'''

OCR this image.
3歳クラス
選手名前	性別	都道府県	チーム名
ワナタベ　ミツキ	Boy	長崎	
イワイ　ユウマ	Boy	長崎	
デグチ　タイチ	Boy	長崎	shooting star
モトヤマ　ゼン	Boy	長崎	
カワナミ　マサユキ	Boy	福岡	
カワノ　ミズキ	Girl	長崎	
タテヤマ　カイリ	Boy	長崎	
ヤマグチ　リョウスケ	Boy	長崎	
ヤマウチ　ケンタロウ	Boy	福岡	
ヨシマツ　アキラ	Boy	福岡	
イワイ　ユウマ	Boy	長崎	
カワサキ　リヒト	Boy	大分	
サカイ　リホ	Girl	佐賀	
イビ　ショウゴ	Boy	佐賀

'''

THE EXERCISE: Set down the listing in full, keeping every word exactly as it is.

COMPLETED EXERCISE:
OCR this image.
3歳クラス
選手名前	性別	都道府県	チーム名
ワナタベ　ミツキ	Boy	長崎	
イワイ　ユウマ	Boy	長崎	
デグチ　タイチ	Boy	長崎	shooting star
モトヤマ　ゼン	Boy	長崎	
カワナミ　マサユキ	Boy	福岡	
カワノ　ミズキ	Girl	長崎	
タテヤマ　カイリ	Boy	長崎	
ヤマグチ　リョウスケ	Boy	長崎	
ヤマウチ　ケンタロウ	Boy	福岡	
ヨシマツ　アキラ	Boy	福岡	
イワイ　ユウマ	Boy	長崎	
カワサキ　リヒト	Boy	大分	
サカイ　リホ	Girl	佐賀	
イビ　ショウゴ	Boy	佐賀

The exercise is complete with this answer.